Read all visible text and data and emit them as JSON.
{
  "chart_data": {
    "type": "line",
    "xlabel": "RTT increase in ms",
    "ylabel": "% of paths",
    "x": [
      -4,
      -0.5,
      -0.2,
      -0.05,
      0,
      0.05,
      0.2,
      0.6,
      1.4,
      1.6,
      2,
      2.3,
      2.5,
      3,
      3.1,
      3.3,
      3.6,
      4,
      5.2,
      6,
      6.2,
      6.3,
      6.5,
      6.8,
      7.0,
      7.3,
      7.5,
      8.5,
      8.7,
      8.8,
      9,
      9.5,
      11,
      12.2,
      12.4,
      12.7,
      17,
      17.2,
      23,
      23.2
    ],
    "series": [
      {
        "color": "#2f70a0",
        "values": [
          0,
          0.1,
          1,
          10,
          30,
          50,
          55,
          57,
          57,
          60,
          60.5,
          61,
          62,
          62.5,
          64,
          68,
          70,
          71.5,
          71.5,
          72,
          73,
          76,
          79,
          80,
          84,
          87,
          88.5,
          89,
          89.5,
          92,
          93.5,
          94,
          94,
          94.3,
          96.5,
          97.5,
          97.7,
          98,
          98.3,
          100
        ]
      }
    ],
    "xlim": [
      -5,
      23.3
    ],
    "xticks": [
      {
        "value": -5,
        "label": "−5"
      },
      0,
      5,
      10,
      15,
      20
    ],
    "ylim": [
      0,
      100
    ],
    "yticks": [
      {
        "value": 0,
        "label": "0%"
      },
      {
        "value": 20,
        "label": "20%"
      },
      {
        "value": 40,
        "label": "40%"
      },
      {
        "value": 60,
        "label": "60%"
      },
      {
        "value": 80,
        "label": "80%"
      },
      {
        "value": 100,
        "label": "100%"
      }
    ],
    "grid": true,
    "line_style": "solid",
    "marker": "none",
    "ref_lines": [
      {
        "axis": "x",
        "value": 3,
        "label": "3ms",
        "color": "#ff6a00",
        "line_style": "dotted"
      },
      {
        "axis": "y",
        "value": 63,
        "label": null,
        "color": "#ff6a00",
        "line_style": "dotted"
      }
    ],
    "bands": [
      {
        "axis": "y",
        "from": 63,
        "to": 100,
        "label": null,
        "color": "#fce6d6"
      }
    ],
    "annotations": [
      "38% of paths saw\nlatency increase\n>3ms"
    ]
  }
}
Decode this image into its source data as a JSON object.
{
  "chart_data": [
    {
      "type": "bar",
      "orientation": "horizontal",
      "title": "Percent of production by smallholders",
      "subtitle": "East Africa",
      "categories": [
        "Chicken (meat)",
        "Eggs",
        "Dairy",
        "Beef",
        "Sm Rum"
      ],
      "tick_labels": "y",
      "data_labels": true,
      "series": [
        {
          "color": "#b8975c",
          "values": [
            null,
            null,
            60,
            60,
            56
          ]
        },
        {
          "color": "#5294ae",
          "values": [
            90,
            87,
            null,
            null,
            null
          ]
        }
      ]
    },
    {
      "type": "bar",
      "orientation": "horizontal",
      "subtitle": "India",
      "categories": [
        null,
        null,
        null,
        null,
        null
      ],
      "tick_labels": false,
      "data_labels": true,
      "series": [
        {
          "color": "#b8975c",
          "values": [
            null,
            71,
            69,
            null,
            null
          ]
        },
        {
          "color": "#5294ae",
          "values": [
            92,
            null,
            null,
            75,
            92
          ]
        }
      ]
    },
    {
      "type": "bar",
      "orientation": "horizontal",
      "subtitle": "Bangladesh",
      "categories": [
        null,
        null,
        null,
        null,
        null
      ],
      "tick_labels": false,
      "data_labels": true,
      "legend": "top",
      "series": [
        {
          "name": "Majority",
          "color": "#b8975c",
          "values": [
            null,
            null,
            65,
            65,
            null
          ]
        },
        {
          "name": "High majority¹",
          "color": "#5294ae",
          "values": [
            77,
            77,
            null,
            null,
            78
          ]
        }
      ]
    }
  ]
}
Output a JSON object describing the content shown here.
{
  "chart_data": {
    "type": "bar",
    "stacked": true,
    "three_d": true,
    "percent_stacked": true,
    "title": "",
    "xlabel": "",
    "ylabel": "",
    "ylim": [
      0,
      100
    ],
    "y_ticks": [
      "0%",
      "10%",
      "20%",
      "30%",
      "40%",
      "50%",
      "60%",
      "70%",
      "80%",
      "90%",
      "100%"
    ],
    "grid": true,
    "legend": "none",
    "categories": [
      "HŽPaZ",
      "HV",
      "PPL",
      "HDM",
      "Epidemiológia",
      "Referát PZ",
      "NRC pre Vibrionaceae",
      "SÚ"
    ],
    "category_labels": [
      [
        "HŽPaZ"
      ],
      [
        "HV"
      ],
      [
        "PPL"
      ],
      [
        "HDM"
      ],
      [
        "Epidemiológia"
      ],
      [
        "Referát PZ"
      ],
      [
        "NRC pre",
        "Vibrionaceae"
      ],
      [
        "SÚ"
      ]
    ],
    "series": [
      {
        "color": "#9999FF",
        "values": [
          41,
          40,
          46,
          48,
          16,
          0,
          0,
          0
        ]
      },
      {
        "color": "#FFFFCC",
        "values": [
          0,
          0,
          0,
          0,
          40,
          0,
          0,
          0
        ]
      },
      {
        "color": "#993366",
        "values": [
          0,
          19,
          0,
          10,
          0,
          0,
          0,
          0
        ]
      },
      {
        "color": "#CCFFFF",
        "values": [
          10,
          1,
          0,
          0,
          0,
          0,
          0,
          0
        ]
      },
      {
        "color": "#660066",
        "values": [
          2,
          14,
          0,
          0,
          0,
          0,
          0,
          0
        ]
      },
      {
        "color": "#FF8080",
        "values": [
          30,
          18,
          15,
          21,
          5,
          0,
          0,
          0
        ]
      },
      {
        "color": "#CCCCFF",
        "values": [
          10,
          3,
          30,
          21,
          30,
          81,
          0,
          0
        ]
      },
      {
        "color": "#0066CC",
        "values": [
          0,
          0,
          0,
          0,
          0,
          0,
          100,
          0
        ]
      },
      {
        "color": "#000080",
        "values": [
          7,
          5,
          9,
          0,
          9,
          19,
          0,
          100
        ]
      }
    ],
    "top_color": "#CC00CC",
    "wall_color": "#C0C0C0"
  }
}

### Exercise requirements
Write out every line of the records exactly.

### Written solution
Read all visible text and data and emit them as JSON.
{
  "chart_data": {
    "type": "line",
    "xlabel": "RTT increase in ms",
    "ylabel": "% of paths",
    "x": [
      -4,
      -0.5,
      -0.2,
      -0.05,
      0,
      0.05,
      0.2,
      0.6,
      1.4,
      1.6,
      2,
      2.3,
      2.5,
      3,
      3.1,
      3.3,
      3.6,
      4,
      5.2,
      6,
      6.2,
      6.3,
      6.5,
      6.8,
      7.0,
      7.3,
      7.5,
      8.5,
      8.7,
      8.8,
      9,
      9.5,
      11,
      12.2,
      12.4,
      12.7,
      17,
      17.2,
      23,
      23.2
    ],
    "series": [
      {
        "color": "#2f70a0",
        "values": [
          0,
          0.1,
          1,
          10,
          30,
          50,
          55,
          57,
          57,
          60,
          60.5,
          61,
          62,
          62.5,
          64,
          68,
          70,
          71.5,
          71.5,
          72,
          73,
          76,
          79,
          80,
          84,
          87,
          88.5,
          89,
          89.5,
          92,
          93.5,
          94,
          94,
          94.3,
          96.5,
          97.5,
          97.7,
          98,
          98.3,
          100
        ]
      }
    ],
    "xlim": [
      -5,
      23.3
    ],
    "xticks": [
      {
        "value": -5,
        "label": "−5"
      },
      0,
      5,
      10,
      15,
      20
    ],
    "ylim": [
      0,
      100
    ],
    "yticks": [
      {
        "value": 0,
        "label": "0%"
      },
      {
        "value": 20,
        "label": "20%"
      },
      {
        "value": 40,
        "label": "40%"
      },
      {
        "value": 60,
        "label": "60%"
      },
      {
        "value": 80,
        "label": "80%"
      },
      {
        "value": 100,
        "label": "100%"
      }
    ],
    "grid": true,
    "line_style": "solid",
    "marker": "none",
    "ref_lines": [
      {
        "axis": "x",
        "value": 3,
        "label": "3ms",
        "color": "#ff6a00",
        "line_style": "dotted"
      },
      {
        "axis": "y",
        "value": 63,
        "label": null,
        "color": "#ff6a00",
        "line_style": "dotted"
      }
    ],
    "bands": [
      {
        "axis": "y",
        "from": 63,
        "to": 100,
        "label": null,
        "color": "#fce6d6"
      }
    ],
    "annotations": [
      "38% of paths saw\nlatency increase\n>3ms"
    ]
  }
}
Decode this image into its source data as a JSON object.
{
  "chart_data": [
    {
      "type": "bar",
      "orientation": "horizontal",
      "title": "Percent of production by smallholders",
      "subtitle": "East Africa",
      "categories": [
        "Chicken (meat)",
        "Eggs",
        "Dairy",
        "Beef",
        "Sm Rum"
      ],
      "tick_labels": "y",
      "data_labels": true,
      "series": [
        {
          "color": "#b8975c",
          "values": [
            null,
            null,
            60,
            60,
            56
          ]
        },
        {
          "color": "#5294ae",
          "values": [
            90,
            87,
            null,
            null,
            null
          ]
        }
      ]
    },
    {
      "type": "bar",
      "orientation": "horizontal",
      "subtitle": "India",
      "categories": [
        null,
        null,
        null,
        null,
        null
      ],
      "tick_labels": false,
      "data_labels": true,
      "series": [
        {
          "color": "#b8975c",
          "values": [
            null,
            71,
            69,
            null,
            null
          ]
        },
        {
          "color": "#5294ae",
          "values": [
            92,
            null,
            null,
            75,
            92
          ]
        }
      ]
    },
    {
      "type": "bar",
      "orientation": "horizontal",
      "subtitle": "Bangladesh",
      "categories": [
        null,
        null,
        null,
        null,
        null
      ],
      "tick_labels": false,
      "data_labels": true,
      "legend": "top",
      "series": [
        {
          "name": "Majority",
          "color": "#b8975c",
          "values": [
            null,
            null,
            65,
            65,
            null
          ]
        },
        {
          "name": "High majority¹",
          "color": "#5294ae",
          "values": [
            77,
            77,
            null,
            null,
            78
          ]
        }
      ]
    }
  ]
}
Output a JSON object describing the content shown here.
{
  "chart_data": {
    "type": "bar",
    "stacked": true,
    "three_d": true,
    "percent_stacked": true,
    "title": "",
    "xlabel": "",
    "ylabel": "",
    "ylim": [
      0,
      100
    ],
    "y_ticks": [
      "0%",
      "10%",
      "20%",
      "30%",
      "40%",
      "50%",
      "60%",
      "70%",
      "80%",
      "90%",
      "100%"
    ],
    "grid": true,
    "legend": "none",
    "categories": [
      "HŽPaZ",
      "HV",
      "PPL",
      "HDM",
      "Epidemiológia",
      "Referát PZ",
      "NRC pre Vibrionaceae",
      "SÚ"
    ],
    "category_labels": [
      [
        "HŽPaZ"
      ],
      [
        "HV"
      ],
      [
        "PPL"
      ],
      [
        "HDM"
      ],
      [
        "Epidemiológia"
      ],
      [
        "Referát PZ"
      ],
      [
        "NRC pre",
        "Vibrionaceae"
      ],
      [
        "SÚ"
      ]
    ],
    "series": [
      {
        "color": "#9999FF",
        "values": [
          41,
          40,
          46,
          48,
          16,
          0,
          0,
          0
        ]
      },
      {
        "color": "#FFFFCC",
        "values": [
          0,
          0,
          0,
          0,
          40,
          0,
          0,
          0
        ]
      },
      {
        "color": "#993366",
        "values": [
          0,
          19,
          0,
          10,
          0,
          0,
          0,
          0
        ]
      },
      {
        "color": "#CCFFFF",
        "values": [
          10,
          1,
          0,
          0,
          0,
          0,
          0,
          0
        ]
      },
      {
        "color": "#660066",
        "values": [
          2,
          14,
          0,
          0,
          0,
          0,
          0,
          0
        ]
      },
      {
        "color": "#FF8080",
        "values": [
          30,
          18,
          15,
          21,
          5,
          0,
          0,
          0
        ]
      },
      {
        "color": "#CCCCFF",
        "values": [
          10,
          3,
          30,
          21,
          30,
          81,
          0,
          0
        ]
      },
      {
        "color": "#0066CC",
        "values": [
          0,
          0,
          0,
          0,
          0,
          0,
          100,
          0
        ]
      },
      {
        "color": "#000080",
        "values": [
          7,
          5,
          9,
          0,
          9,
          19,
          0,
          100
        ]
      }
    ],
    "top_color": "#CC00CC",
    "wall_color": "#C0C0C0"
  }
}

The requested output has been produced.